• EXERCISE DIRECTIONS:
Each line containing the word "frac" should be found and copied.
========
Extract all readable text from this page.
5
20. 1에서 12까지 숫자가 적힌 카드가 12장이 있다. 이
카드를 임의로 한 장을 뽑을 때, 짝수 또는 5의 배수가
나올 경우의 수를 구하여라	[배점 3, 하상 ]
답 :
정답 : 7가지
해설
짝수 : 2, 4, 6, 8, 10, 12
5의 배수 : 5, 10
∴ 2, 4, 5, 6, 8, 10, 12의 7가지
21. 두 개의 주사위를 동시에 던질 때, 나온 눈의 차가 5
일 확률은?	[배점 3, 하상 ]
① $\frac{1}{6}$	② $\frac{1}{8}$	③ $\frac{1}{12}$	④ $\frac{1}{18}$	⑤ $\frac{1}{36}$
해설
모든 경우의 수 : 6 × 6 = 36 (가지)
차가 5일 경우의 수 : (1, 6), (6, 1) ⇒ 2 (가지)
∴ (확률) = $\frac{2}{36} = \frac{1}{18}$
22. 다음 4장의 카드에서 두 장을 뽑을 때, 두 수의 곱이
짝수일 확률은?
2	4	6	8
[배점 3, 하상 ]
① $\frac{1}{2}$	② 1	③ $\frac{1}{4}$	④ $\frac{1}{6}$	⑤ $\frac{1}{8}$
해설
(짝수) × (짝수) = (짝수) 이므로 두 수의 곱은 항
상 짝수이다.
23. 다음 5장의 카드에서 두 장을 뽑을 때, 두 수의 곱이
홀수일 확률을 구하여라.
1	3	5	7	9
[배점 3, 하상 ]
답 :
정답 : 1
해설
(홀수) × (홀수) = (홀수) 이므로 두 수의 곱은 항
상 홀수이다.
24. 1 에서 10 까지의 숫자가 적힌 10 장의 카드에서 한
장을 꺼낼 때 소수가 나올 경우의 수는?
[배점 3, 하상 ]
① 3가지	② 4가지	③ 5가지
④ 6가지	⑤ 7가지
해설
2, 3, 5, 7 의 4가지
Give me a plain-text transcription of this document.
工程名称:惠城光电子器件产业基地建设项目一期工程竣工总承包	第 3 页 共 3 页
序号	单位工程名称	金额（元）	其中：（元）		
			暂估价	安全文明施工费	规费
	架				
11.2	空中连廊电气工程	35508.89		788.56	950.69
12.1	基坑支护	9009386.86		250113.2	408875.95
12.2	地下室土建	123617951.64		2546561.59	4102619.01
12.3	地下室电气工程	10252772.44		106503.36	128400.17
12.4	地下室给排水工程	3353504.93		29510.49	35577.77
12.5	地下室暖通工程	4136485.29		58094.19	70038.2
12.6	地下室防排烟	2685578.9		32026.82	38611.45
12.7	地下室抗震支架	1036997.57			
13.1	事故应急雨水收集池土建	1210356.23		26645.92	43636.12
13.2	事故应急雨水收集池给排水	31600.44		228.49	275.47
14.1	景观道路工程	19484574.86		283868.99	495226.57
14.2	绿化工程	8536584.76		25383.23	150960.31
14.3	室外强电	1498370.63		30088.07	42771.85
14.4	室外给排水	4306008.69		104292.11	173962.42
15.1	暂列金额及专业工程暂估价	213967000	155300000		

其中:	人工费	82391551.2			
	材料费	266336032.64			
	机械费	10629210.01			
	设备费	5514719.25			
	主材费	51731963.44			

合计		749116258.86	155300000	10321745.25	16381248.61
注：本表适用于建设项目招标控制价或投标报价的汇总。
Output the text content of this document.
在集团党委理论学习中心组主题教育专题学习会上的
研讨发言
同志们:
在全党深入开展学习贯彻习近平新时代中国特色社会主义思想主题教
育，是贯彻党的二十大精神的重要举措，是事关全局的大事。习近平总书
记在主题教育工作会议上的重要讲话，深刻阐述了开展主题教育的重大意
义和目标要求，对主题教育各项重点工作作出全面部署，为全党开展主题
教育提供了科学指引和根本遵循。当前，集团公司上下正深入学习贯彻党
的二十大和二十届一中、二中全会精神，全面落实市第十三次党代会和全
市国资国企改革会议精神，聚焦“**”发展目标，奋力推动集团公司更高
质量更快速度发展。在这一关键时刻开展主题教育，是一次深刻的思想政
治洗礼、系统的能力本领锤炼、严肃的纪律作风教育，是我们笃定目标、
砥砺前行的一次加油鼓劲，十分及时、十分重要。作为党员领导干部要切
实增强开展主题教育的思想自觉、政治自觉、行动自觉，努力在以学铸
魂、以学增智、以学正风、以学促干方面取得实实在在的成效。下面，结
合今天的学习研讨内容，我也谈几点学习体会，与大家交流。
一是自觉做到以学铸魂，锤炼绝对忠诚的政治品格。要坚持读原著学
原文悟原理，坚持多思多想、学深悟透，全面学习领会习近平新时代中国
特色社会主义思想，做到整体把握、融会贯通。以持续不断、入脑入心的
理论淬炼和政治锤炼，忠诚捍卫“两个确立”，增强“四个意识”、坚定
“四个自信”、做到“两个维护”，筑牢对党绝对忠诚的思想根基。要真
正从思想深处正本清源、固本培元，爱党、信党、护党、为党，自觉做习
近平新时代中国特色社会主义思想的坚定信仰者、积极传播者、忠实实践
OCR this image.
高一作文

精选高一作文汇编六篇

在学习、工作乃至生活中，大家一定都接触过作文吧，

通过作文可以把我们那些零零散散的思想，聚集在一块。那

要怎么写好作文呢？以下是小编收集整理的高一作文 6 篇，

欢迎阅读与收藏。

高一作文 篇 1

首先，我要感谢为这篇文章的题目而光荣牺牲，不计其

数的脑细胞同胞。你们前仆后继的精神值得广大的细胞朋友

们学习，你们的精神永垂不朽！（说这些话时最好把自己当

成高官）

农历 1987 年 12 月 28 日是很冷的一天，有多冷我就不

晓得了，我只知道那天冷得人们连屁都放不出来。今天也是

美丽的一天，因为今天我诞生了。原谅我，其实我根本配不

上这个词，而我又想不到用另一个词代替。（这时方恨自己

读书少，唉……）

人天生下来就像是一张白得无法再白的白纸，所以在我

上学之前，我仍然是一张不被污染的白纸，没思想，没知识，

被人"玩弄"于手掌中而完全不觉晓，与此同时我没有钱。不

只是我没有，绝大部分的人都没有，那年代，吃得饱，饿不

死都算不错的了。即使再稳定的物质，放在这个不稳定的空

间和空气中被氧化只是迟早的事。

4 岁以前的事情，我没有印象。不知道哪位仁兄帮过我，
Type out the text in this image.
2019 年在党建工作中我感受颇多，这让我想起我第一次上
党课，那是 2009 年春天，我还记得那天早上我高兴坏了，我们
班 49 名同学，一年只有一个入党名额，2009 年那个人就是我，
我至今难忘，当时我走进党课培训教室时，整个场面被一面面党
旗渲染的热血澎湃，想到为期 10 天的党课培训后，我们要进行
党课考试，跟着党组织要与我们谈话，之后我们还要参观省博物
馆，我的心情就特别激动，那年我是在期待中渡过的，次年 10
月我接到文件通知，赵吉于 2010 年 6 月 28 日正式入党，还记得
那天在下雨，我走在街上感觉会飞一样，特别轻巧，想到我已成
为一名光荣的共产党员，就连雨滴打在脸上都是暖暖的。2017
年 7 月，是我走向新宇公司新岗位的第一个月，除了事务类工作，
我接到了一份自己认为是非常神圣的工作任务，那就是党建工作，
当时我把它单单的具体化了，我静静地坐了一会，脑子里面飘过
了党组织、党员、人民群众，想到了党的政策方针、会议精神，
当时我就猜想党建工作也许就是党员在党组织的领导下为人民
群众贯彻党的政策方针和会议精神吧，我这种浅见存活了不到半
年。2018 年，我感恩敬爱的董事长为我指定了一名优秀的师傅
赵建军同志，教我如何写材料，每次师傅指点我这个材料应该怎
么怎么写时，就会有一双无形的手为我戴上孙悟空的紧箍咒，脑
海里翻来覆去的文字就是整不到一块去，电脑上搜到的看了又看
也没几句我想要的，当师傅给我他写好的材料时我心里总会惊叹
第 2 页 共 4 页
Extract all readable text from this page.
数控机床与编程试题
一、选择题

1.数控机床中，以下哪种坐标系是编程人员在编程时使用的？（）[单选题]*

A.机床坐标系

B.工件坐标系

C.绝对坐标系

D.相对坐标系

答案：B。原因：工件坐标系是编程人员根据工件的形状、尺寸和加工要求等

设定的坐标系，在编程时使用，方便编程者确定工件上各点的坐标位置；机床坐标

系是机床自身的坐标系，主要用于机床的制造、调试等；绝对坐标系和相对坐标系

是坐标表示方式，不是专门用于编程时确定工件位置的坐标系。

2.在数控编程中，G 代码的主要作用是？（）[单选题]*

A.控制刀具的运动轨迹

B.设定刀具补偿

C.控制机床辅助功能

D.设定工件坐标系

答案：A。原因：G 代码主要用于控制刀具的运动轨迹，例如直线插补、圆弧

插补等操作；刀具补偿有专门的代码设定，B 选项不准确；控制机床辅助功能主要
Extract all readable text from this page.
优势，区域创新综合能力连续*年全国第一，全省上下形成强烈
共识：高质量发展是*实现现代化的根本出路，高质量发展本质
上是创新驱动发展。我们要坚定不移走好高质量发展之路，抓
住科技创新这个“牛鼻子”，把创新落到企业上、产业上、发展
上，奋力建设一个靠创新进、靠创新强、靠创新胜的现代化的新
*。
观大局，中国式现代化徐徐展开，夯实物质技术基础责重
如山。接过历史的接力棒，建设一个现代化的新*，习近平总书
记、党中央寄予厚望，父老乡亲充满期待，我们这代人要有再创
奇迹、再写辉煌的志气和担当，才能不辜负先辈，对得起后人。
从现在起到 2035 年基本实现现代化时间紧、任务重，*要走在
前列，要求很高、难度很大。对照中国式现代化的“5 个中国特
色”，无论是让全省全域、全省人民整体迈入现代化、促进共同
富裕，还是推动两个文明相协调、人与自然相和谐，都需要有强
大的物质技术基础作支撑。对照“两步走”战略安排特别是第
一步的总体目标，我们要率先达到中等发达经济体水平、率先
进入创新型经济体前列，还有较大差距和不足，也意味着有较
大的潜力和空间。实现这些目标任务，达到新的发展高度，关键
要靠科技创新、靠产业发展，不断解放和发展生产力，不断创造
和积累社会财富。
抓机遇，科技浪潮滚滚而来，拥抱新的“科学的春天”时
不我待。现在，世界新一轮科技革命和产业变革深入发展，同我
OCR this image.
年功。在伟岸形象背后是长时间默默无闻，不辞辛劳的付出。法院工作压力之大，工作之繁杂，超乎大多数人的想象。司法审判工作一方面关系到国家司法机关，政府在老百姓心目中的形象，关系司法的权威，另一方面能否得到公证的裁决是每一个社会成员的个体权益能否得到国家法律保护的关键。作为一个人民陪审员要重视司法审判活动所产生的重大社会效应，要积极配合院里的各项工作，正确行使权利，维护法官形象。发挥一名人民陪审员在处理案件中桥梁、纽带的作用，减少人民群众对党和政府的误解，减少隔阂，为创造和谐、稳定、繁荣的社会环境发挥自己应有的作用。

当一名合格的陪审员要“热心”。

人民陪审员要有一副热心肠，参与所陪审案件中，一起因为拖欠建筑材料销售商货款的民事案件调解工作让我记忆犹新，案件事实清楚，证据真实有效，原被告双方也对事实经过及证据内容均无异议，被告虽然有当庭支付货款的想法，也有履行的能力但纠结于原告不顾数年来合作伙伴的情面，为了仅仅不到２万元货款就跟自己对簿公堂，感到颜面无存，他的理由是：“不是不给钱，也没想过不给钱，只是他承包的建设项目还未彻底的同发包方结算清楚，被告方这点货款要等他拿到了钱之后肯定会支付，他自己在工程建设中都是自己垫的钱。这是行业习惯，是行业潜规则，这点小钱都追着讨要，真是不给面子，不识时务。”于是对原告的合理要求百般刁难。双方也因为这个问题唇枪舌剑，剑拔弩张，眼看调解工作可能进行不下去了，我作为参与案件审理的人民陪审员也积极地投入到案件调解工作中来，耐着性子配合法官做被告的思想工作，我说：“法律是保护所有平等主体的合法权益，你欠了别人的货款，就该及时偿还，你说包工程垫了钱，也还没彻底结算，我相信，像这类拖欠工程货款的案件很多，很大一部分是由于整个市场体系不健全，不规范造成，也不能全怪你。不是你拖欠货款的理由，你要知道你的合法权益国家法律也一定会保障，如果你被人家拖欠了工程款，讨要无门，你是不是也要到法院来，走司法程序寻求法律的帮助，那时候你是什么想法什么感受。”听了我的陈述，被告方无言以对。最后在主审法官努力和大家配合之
========
• THE SOLUTION:
① $\frac{1}{6}$	② $\frac{1}{8}$	③ $\frac{1}{12}$	④ $\frac{1}{18}$	⑤ $\frac{1}{36}$
∴ (확률) = $\frac{2}{36} = \frac{1}{18}$
① $\frac{1}{2}$	② 1	③ $\frac{1}{4}$	④ $\frac{1}{6}$	⑤ $\frac{1}{8}$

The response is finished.